EXERCISE DESCRIPTION: Check each line of the listing below for the word "type" and say how many lines have it. Nothing else should be written.

-- Start AVAILABLE DATA --

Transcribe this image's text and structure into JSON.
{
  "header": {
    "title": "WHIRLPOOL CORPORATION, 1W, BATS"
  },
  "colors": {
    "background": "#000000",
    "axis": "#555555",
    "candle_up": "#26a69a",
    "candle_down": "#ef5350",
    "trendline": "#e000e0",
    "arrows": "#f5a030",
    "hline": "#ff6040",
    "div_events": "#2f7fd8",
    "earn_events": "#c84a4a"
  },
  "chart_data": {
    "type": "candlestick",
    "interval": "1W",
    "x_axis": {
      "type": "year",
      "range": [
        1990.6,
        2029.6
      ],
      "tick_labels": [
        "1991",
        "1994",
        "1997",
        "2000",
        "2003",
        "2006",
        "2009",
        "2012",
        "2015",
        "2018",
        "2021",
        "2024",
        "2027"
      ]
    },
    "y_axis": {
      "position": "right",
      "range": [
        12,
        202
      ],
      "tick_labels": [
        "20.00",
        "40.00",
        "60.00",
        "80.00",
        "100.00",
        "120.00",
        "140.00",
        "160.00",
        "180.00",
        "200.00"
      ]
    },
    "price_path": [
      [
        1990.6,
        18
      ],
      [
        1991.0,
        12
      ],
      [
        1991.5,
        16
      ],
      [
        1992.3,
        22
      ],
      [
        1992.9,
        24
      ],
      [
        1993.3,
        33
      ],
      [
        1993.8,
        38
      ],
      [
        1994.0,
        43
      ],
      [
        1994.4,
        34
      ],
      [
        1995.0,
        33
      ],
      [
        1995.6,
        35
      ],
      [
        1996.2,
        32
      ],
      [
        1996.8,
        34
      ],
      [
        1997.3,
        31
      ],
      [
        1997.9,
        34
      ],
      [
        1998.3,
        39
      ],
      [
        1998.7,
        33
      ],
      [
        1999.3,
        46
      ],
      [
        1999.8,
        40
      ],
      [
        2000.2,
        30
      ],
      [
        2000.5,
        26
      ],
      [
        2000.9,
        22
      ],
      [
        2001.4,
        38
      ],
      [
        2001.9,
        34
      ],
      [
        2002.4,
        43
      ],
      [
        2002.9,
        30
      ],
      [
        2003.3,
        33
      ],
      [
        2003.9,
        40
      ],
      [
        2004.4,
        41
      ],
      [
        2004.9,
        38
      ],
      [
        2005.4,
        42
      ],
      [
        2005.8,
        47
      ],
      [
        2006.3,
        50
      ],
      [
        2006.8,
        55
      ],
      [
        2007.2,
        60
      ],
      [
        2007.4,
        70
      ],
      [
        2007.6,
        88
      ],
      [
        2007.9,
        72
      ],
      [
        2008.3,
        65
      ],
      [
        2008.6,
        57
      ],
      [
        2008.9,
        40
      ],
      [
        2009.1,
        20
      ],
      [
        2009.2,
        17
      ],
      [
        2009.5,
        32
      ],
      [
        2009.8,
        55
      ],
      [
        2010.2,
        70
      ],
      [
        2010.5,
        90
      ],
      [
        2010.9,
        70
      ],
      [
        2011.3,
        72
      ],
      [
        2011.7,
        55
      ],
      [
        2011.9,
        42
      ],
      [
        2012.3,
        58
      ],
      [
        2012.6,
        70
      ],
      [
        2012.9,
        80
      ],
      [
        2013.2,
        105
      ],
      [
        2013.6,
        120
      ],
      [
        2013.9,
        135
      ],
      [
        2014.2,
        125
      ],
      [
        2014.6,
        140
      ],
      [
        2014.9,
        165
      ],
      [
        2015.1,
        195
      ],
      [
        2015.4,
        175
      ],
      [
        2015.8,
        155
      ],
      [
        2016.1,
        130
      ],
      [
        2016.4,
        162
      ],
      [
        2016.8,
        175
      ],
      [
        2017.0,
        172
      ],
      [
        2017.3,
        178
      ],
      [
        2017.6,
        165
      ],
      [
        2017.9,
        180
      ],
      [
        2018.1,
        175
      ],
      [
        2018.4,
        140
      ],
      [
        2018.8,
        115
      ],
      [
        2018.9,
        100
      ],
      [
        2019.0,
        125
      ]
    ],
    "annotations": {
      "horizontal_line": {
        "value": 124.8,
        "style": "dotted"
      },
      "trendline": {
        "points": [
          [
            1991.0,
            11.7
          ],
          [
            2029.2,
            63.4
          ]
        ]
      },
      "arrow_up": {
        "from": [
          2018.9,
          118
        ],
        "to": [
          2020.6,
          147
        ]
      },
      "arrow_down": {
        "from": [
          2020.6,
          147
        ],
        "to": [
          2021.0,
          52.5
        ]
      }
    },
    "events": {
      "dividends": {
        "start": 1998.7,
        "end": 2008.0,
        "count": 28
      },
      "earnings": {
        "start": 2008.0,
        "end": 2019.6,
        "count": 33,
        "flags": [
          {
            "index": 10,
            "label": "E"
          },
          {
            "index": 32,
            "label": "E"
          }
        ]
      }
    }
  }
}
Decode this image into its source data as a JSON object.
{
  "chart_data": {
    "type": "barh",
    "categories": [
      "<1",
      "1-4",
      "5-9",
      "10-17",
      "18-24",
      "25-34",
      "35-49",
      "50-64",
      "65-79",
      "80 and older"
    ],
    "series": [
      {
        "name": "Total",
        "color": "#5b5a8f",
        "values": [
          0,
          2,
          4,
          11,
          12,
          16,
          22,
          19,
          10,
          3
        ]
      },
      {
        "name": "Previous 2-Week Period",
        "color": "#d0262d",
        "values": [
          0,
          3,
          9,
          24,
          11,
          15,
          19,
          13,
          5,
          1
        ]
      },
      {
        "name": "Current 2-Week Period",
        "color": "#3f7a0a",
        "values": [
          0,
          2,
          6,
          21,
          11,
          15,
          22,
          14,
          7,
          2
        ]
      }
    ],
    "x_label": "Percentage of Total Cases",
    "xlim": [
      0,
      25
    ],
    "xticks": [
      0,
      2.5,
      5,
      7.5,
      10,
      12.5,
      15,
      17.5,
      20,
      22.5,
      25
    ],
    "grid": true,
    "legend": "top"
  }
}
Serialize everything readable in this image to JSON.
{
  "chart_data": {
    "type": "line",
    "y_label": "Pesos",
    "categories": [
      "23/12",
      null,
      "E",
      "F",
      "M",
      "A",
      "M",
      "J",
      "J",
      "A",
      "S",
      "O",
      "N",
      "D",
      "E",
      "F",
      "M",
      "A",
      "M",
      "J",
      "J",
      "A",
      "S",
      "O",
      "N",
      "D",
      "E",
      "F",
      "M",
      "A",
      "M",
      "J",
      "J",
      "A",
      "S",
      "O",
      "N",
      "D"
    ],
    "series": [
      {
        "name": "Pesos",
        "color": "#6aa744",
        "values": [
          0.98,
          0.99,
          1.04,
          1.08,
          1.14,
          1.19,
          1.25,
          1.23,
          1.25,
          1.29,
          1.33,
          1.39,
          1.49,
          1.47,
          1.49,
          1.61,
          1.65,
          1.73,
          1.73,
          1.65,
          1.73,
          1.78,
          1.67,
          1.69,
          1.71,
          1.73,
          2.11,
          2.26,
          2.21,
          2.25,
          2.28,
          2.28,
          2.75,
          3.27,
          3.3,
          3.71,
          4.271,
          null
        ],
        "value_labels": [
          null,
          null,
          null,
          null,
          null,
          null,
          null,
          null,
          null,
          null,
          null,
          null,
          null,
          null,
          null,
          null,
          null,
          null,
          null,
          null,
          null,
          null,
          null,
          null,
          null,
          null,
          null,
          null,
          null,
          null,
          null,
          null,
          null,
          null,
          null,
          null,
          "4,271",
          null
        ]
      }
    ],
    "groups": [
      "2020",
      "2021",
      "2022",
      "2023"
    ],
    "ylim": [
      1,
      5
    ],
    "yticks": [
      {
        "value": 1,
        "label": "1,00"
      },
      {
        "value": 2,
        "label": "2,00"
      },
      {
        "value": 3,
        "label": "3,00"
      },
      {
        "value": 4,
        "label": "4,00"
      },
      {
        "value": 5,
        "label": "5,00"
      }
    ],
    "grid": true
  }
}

-- End AVAILABLE DATA --

REPLY TO THE EXERCISE: 4